- [Given exercise] Among the entries, which lines carry the string "name"? Copy each of them.

#### Available data ####

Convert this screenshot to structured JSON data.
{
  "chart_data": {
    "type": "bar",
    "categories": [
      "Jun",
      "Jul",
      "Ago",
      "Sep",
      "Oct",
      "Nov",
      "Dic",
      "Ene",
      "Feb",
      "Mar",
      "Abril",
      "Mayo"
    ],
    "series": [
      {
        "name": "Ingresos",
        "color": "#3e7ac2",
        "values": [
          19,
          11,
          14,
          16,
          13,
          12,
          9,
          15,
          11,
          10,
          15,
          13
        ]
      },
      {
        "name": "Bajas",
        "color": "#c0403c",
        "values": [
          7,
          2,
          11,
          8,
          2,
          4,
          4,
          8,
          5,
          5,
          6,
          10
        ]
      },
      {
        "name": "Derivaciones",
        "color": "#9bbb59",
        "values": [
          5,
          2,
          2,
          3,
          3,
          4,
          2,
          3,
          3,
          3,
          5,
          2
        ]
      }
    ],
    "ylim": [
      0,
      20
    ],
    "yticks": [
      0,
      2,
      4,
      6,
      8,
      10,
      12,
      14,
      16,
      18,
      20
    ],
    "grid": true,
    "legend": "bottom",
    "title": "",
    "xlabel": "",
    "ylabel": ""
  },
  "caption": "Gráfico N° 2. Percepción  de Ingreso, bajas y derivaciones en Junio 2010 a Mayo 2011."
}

####

- [Exercise result]
        "name": "Ingresos",
        "name": "Bajas",
        "name": "Derivaciones",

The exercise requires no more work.